- [INSTRUCTION]:
In the entries below, identify every line with the string "health" and copy it.

Data entries
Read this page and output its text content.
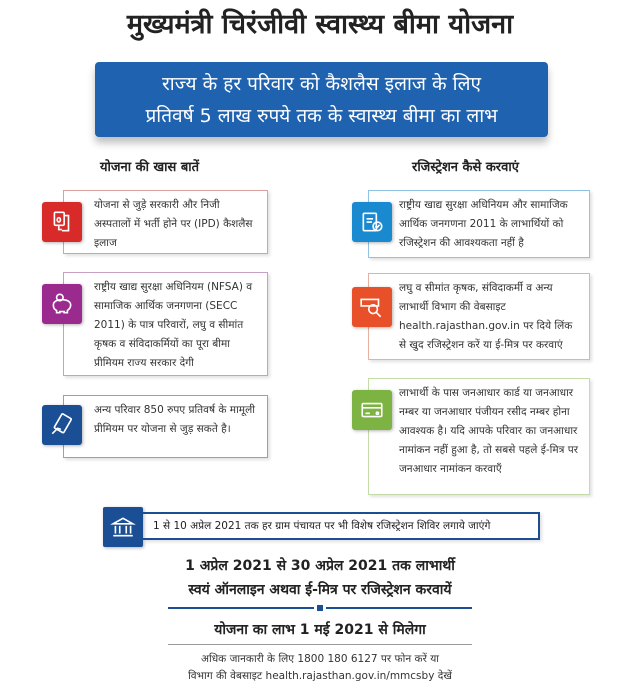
मुख्यमंत्री चिरंजीवी स्वास्थ्य बीमा योजना
राज्य के हर परिवार को कैशलैस इलाज के लिए
प्रतिवर्ष 5 लाख रुपये तक के स्वास्थ्य बीमा का लाभ
योजना की खास बातें	रजिस्ट्रेशन कैसे करवाएं
योजना से जुड़े सरकारी और निजी अस्पतालों में भर्ती होने पर (IPD) कैशलैस इलाज
राष्ट्रीय खाद्य सुरक्षा अधिनियम (NFSA) व सामाजिक आर्थिक जनगणना (SECC 2011) के पात्र परिवारों, लघु व सीमांत कृषक व संविदाकर्मियों का पूरा बीमा प्रीमियम राज्य सरकार देगी
अन्य परिवार 850 रुपए प्रतिवर्ष के मामूली प्रीमियम पर योजना से जुड़ सकते है।
राष्ट्रीय खाद्य सुरक्षा अधिनियम और सामाजिक आर्थिक जनगणना 2011 के लाभार्थियों को रजिस्ट्रेशन की आवश्यकता नहीं है
लघु व सीमांत कृषक, संविदाकर्मी व अन्य लाभार्थी विभाग की वेबसाइट health.rajasthan.gov.in पर दिये लिंक से खुद रजिस्ट्रेशन करें या ई-मित्र पर करवाएं
लाभार्थी के पास जनआधार कार्ड या जनआधार नम्बर या जनआधार पंजीयन रसीद नम्बर होना आवश्यक है। यदि आपके परिवार का जनआधार नामांकन नहीं हुआ है, तो सबसे पहले ई-मित्र पर जनआधार नामांकन करवाएँ
1 से 10 अप्रेल 2021 तक हर ग्राम पंचायत पर भी विशेष रजिस्ट्रेशन शिविर लगाये जाएंगे
1 अप्रेल 2021 से 30 अप्रेल 2021 तक लाभार्थी
स्वयं ऑनलाइन अथवा ई-मित्र पर रजिस्ट्रेशन करवायें
योजना का लाभ 1 मई 2021 से मिलेगा
अधिक जानकारी के लिए 1800 180 6127 पर फोन करें या
विभाग की वेबसाइट health.rajasthan.gov.in/mmcsby देखें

- [FINISHED ANSWER]:
लघु व सीमांत कृषक, संविदाकर्मी व अन्य लाभार्थी विभाग की वेबसाइट health.rajasthan.gov.in पर दिये लिंक से खुद रजिस्ट्रेशन करें या ई-मित्र पर करवाएं
विभाग की वेबसाइट health.rajasthan.gov.in/mmcsby देखें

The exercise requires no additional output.